- **Task brief**:
All entries are to be quoted exactly; the images stay out of the copy.
::: Exercise input :::
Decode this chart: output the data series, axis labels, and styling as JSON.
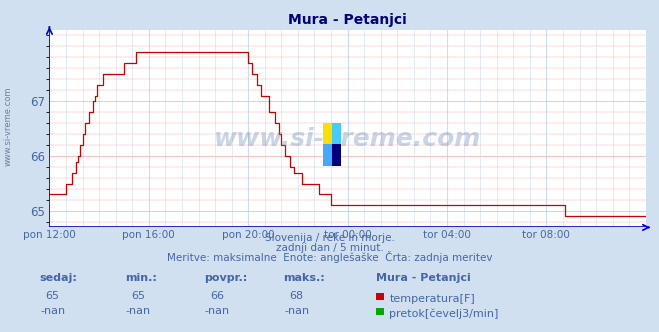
{
  "title": "Mura - Petanjci",
  "bg_color": "#d0e0f0",
  "plot_bg_color": "#ffffff",
  "grid_color_h": "#ffaaaa",
  "grid_color_v": "#ccddee",
  "line_color": "#cc0000",
  "line_color2": "#0000cc",
  "title_color": "#000080",
  "text_color": "#4466aa",
  "yticks": [
    65,
    66,
    67
  ],
  "ymin": 64.7,
  "ymax": 68.3,
  "xtick_labels": [
    "pon 12:00",
    "pon 16:00",
    "pon 20:00",
    "tor 00:00",
    "tor 04:00",
    "tor 08:00"
  ],
  "xtick_positions": [
    0,
    48,
    96,
    144,
    192,
    240
  ],
  "watermark": "www.si-vreme.com",
  "subtitle1": "Slovenija / reke in morje.",
  "subtitle2": "zadnji dan / 5 minut.",
  "subtitle3": "Meritve: maksimalne  Enote: anglešaške  Črta: zadnja meritev",
  "table_headers": [
    "sedaj:",
    "min.:",
    "povpr.:",
    "maks.:"
  ],
  "table_row1": [
    "65",
    "65",
    "66",
    "68"
  ],
  "table_row2": [
    "-nan",
    "-nan",
    "-nan",
    "-nan"
  ],
  "legend_label1": "temperatura[F]",
  "legend_color1": "#cc0000",
  "legend_label2": "pretok[čevelj3/min]",
  "legend_color2": "#00aa00",
  "legend_title": "Mura - Petanjci",
  "side_text": "www.si-vreme.com",
  "temperature_data": [
    65.3,
    65.3,
    65.3,
    65.3,
    65.3,
    65.3,
    65.3,
    65.3,
    65.5,
    65.5,
    65.5,
    65.7,
    65.7,
    65.9,
    66.0,
    66.2,
    66.4,
    66.6,
    66.6,
    66.8,
    66.8,
    67.0,
    67.1,
    67.3,
    67.3,
    67.3,
    67.5,
    67.5,
    67.5,
    67.5,
    67.5,
    67.5,
    67.5,
    67.5,
    67.5,
    67.5,
    67.7,
    67.7,
    67.7,
    67.7,
    67.7,
    67.7,
    67.9,
    67.9,
    67.9,
    67.9,
    67.9,
    67.9,
    67.9,
    67.9,
    67.9,
    67.9,
    67.9,
    67.9,
    67.9,
    67.9,
    67.9,
    67.9,
    67.9,
    67.9,
    67.9,
    67.9,
    67.9,
    67.9,
    67.9,
    67.9,
    67.9,
    67.9,
    67.9,
    67.9,
    67.9,
    67.9,
    67.9,
    67.9,
    67.9,
    67.9,
    67.9,
    67.9,
    67.9,
    67.9,
    67.9,
    67.9,
    67.9,
    67.9,
    67.9,
    67.9,
    67.9,
    67.9,
    67.9,
    67.9,
    67.9,
    67.9,
    67.9,
    67.9,
    67.9,
    67.9,
    67.7,
    67.7,
    67.5,
    67.5,
    67.3,
    67.3,
    67.1,
    67.1,
    67.1,
    67.1,
    66.8,
    66.8,
    66.8,
    66.6,
    66.6,
    66.4,
    66.2,
    66.2,
    66.0,
    66.0,
    65.8,
    65.8,
    65.7,
    65.7,
    65.7,
    65.7,
    65.5,
    65.5,
    65.5,
    65.5,
    65.5,
    65.5,
    65.5,
    65.5,
    65.3,
    65.3,
    65.3,
    65.3,
    65.3,
    65.3,
    65.1,
    65.1,
    65.1,
    65.1,
    65.1,
    65.1,
    65.1,
    65.1,
    65.1,
    65.1,
    65.1,
    65.1,
    65.1,
    65.1,
    65.1,
    65.1,
    65.1,
    65.1,
    65.1,
    65.1,
    65.1,
    65.1,
    65.1,
    65.1,
    65.1,
    65.1,
    65.1,
    65.1,
    65.1,
    65.1,
    65.1,
    65.1,
    65.1,
    65.1,
    65.1,
    65.1,
    65.1,
    65.1,
    65.1,
    65.1,
    65.1,
    65.1,
    65.1,
    65.1,
    65.1,
    65.1,
    65.1,
    65.1,
    65.1,
    65.1,
    65.1,
    65.1,
    65.1,
    65.1,
    65.1,
    65.1,
    65.1,
    65.1,
    65.1,
    65.1,
    65.1,
    65.1,
    65.1,
    65.1,
    65.1,
    65.1,
    65.1,
    65.1,
    65.1,
    65.1,
    65.1,
    65.1,
    65.1,
    65.1,
    65.1,
    65.1,
    65.1,
    65.1,
    65.1,
    65.1,
    65.1,
    65.1,
    65.1,
    65.1,
    65.1,
    65.1,
    65.1,
    65.1,
    65.1,
    65.1,
    65.1,
    65.1,
    65.1,
    65.1,
    65.1,
    65.1,
    65.1,
    65.1,
    65.1,
    65.1,
    65.1,
    65.1,
    65.1,
    65.1,
    65.1,
    65.1,
    65.1,
    65.1,
    65.1,
    65.1,
    65.1,
    65.1,
    65.1,
    64.9,
    64.9,
    64.9,
    64.9,
    64.9,
    64.9,
    64.9,
    64.9,
    64.9,
    64.9,
    64.9,
    64.9,
    64.9,
    64.9,
    64.9,
    64.9,
    64.9,
    64.9,
    64.9,
    64.9,
    64.9,
    64.9,
    64.9,
    64.9,
    64.9,
    64.9,
    64.9,
    64.9,
    64.9,
    64.9,
    64.9,
    64.9,
    64.9,
    64.9,
    64.9,
    64.9,
    64.9,
    64.9,
    64.9,
    64.9,
    64.9,
    64.9,
    64.9,
    64.9,
    64.9
  ]
}
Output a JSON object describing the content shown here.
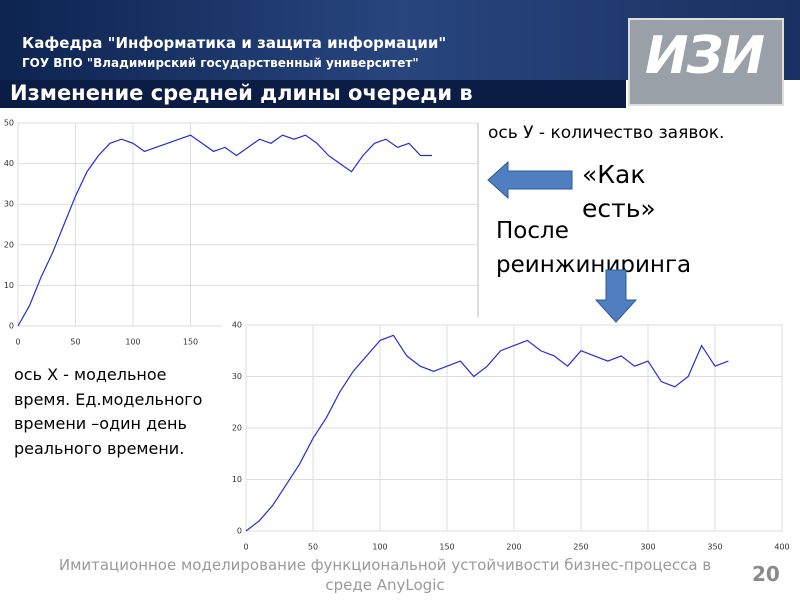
:::
- **Full solution**:
Decode this chart: output the data series, axis labels, and styling as JSON.
{
  "title": "Mura - Petanjci",
  "bg_color": "#d0e0f0",
  "plot_bg_color": "#ffffff",
  "grid_color_h": "#ffaaaa",
  "grid_color_v": "#ccddee",
  "line_color": "#cc0000",
  "line_color2": "#0000cc",
  "title_color": "#000080",
  "text_color": "#4466aa",
  "yticks": [
    65,
    66,
    67
  ],
  "ymin": 64.7,
  "ymax": 68.3,
  "xtick_labels": [
    "pon 12:00",
    "pon 16:00",
    "pon 20:00",
    "tor 00:00",
    "tor 04:00",
    "tor 08:00"
  ],
  "xtick_positions": [
    0,
    48,
    96,
    144,
    192,
    240
  ],
  "watermark": "www.si-vreme.com",
  "subtitle1": "Slovenija / reke in morje.",
  "subtitle2": "zadnji dan / 5 minut.",
  "subtitle3": "Meritve: maksimalne  Enote: anglešaške  Črta: zadnja meritev",
  "table_headers": [
    "sedaj:",
    "min.:",
    "povpr.:",
    "maks.:"
  ],
  "table_row1": [
    "65",
    "65",
    "66",
    "68"
  ],
  "table_row2": [
    "-nan",
    "-nan",
    "-nan",
    "-nan"
  ],
  "legend_label1": "temperatura[F]",
  "legend_color1": "#cc0000",
  "legend_label2": "pretok[čevelj3/min]",
  "legend_color2": "#00aa00",
  "legend_title": "Mura - Petanjci",
  "side_text": "www.si-vreme.com",
  "temperature_data": [
    65.3,
    65.3,
    65.3,
    65.3,
    65.3,
    65.3,
    65.3,
    65.3,
    65.5,
    65.5,
    65.5,
    65.7,
    65.7,
    65.9,
    66.0,
    66.2,
    66.4,
    66.6,
    66.6,
    66.8,
    66.8,
    67.0,
    67.1,
    67.3,
    67.3,
    67.3,
    67.5,
    67.5,
    67.5,
    67.5,
    67.5,
    67.5,
    67.5,
    67.5,
    67.5,
    67.5,
    67.7,
    67.7,
    67.7,
    67.7,
    67.7,
    67.7,
    67.9,
    67.9,
    67.9,
    67.9,
    67.9,
    67.9,
    67.9,
    67.9,
    67.9,
    67.9,
    67.9,
    67.9,
    67.9,
    67.9,
    67.9,
    67.9,
    67.9,
    67.9,
    67.9,
    67.9,
    67.9,
    67.9,
    67.9,
    67.9,
    67.9,
    67.9,
    67.9,
    67.9,
    67.9,
    67.9,
    67.9,
    67.9,
    67.9,
    67.9,
    67.9,
    67.9,
    67.9,
    67.9,
    67.9,
    67.9,
    67.9,
    67.9,
    67.9,
    67.9,
    67.9,
    67.9,
    67.9,
    67.9,
    67.9,
    67.9,
    67.9,
    67.9,
    67.9,
    67.9,
    67.7,
    67.7,
    67.5,
    67.5,
    67.3,
    67.3,
    67.1,
    67.1,
    67.1,
    67.1,
    66.8,
    66.8,
    66.8,
    66.6,
    66.6,
    66.4,
    66.2,
    66.2,
    66.0,
    66.0,
    65.8,
    65.8,
    65.7,
    65.7,
    65.7,
    65.7,
    65.5,
    65.5,
    65.5,
    65.5,
    65.5,
    65.5,
    65.5,
    65.5,
    65.3,
    65.3,
    65.3,
    65.3,
    65.3,
    65.3,
    65.1,
    65.1,
    65.1,
    65.1,
    65.1,
    65.1,
    65.1,
    65.1,
    65.1,
    65.1,
    65.1,
    65.1,
    65.1,
    65.1,
    65.1,
    65.1,
    65.1,
    65.1,
    65.1,
    65.1,
    65.1,
    65.1,
    65.1,
    65.1,
    65.1,
    65.1,
    65.1,
    65.1,
    65.1,
    65.1,
    65.1,
    65.1,
    65.1,
    65.1,
    65.1,
    65.1,
    65.1,
    65.1,
    65.1,
    65.1,
    65.1,
    65.1,
    65.1,
    65.1,
    65.1,
    65.1,
    65.1,
    65.1,
    65.1,
    65.1,
    65.1,
    65.1,
    65.1,
    65.1,
    65.1,
    65.1,
    65.1,
    65.1,
    65.1,
    65.1,
    65.1,
    65.1,
    65.1,
    65.1,
    65.1,
    65.1,
    65.1,
    65.1,
    65.1,
    65.1,
    65.1,
    65.1,
    65.1,
    65.1,
    65.1,
    65.1,
    65.1,
    65.1,
    65.1,
    65.1,
    65.1,
    65.1,
    65.1,
    65.1,
    65.1,
    65.1,
    65.1,
    65.1,
    65.1,
    65.1,
    65.1,
    65.1,
    65.1,
    65.1,
    65.1,
    65.1,
    65.1,
    65.1,
    65.1,
    65.1,
    65.1,
    65.1,
    65.1,
    65.1,
    65.1,
    65.1,
    65.1,
    65.1,
    65.1,
    65.1,
    65.1,
    65.1,
    65.1,
    64.9,
    64.9,
    64.9,
    64.9,
    64.9,
    64.9,
    64.9,
    64.9,
    64.9,
    64.9,
    64.9,
    64.9,
    64.9,
    64.9,
    64.9,
    64.9,
    64.9,
    64.9,
    64.9,
    64.9,
    64.9,
    64.9,
    64.9,
    64.9,
    64.9,
    64.9,
    64.9,
    64.9,
    64.9,
    64.9,
    64.9,
    64.9,
    64.9,
    64.9,
    64.9,
    64.9,
    64.9,
    64.9,
    64.9,
    64.9,
    64.9,
    64.9,
    64.9,
    64.9,
    64.9
  ]
}
Output a JSON object describing the content shown here.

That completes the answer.